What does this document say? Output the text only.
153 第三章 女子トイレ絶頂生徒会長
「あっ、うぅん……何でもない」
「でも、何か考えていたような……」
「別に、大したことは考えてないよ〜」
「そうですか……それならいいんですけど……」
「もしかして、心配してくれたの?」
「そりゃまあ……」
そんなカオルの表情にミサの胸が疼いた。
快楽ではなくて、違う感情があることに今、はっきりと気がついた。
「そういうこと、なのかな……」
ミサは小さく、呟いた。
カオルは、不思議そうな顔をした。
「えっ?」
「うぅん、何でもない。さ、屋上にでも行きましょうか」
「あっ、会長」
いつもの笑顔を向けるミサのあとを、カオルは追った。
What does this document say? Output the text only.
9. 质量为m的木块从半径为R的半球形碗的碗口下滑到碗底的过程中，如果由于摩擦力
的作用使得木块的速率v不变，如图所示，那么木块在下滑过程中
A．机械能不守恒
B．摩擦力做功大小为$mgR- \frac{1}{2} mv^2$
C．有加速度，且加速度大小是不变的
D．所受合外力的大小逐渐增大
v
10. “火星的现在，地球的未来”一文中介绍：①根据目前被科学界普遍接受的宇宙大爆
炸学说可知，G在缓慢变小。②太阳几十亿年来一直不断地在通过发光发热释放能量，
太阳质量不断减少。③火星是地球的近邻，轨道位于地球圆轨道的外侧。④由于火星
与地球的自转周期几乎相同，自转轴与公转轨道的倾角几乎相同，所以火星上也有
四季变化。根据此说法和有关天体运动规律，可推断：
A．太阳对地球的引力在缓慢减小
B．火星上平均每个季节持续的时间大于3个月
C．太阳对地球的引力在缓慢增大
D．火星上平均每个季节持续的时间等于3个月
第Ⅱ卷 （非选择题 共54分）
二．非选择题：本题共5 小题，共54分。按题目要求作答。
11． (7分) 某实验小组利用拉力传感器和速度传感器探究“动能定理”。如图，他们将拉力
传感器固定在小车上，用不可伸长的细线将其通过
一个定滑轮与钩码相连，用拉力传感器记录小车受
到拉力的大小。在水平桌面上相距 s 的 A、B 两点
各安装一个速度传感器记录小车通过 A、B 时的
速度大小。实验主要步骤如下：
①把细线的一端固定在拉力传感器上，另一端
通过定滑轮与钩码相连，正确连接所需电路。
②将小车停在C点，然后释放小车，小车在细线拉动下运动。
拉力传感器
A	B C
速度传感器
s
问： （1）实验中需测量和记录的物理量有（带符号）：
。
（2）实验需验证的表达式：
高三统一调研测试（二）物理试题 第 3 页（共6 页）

• • • •

Direction: Reproduce all of the material above word for word.

The reply:
What does this document say? Output the text only.
153 第三章 女子トイレ絶頂生徒会長
「あっ、うぅん……何でもない」
「でも、何か考えていたような……」
「別に、大したことは考えてないよ〜」
「そうですか……それならいいんですけど……」
「もしかして、心配してくれたの?」
「そりゃまあ……」
そんなカオルの表情にミサの胸が疼いた。
快楽ではなくて、違う感情があることに今、はっきりと気がついた。
「そういうこと、なのかな……」
ミサは小さく、呟いた。
カオルは、不思議そうな顔をした。
「えっ?」
「うぅん、何でもない。さ、屋上にでも行きましょうか」
「あっ、会長」
いつもの笑顔を向けるミサのあとを、カオルは追った。
What does this document say? Output the text only.
9. 质量为m的木块从半径为R的半球形碗的碗口下滑到碗底的过程中，如果由于摩擦力
的作用使得木块的速率v不变，如图所示，那么木块在下滑过程中
A．机械能不守恒
B．摩擦力做功大小为$mgR- \frac{1}{2} mv^2$
C．有加速度，且加速度大小是不变的
D．所受合外力的大小逐渐增大
v
10. “火星的现在，地球的未来”一文中介绍：①根据目前被科学界普遍接受的宇宙大爆
炸学说可知，G在缓慢变小。②太阳几十亿年来一直不断地在通过发光发热释放能量，
太阳质量不断减少。③火星是地球的近邻，轨道位于地球圆轨道的外侧。④由于火星
与地球的自转周期几乎相同，自转轴与公转轨道的倾角几乎相同，所以火星上也有
四季变化。根据此说法和有关天体运动规律，可推断：
A．太阳对地球的引力在缓慢减小
B．火星上平均每个季节持续的时间大于3个月
C．太阳对地球的引力在缓慢增大
D．火星上平均每个季节持续的时间等于3个月
第Ⅱ卷 （非选择题 共54分）
二．非选择题：本题共5 小题，共54分。按题目要求作答。
11． (7分) 某实验小组利用拉力传感器和速度传感器探究“动能定理”。如图，他们将拉力
传感器固定在小车上，用不可伸长的细线将其通过
一个定滑轮与钩码相连，用拉力传感器记录小车受
到拉力的大小。在水平桌面上相距 s 的 A、B 两点
各安装一个速度传感器记录小车通过 A、B 时的
速度大小。实验主要步骤如下：
①把细线的一端固定在拉力传感器上，另一端
通过定滑轮与钩码相连，正确连接所需电路。
②将小车停在C点，然后释放小车，小车在细线拉动下运动。
拉力传感器
A	B C
速度传感器
s
问： （1）实验中需测量和记录的物理量有（带符号）：
。
（2）实验需验证的表达式：
高三统一调研测试（二）物理试题 第 3 页（共6 页）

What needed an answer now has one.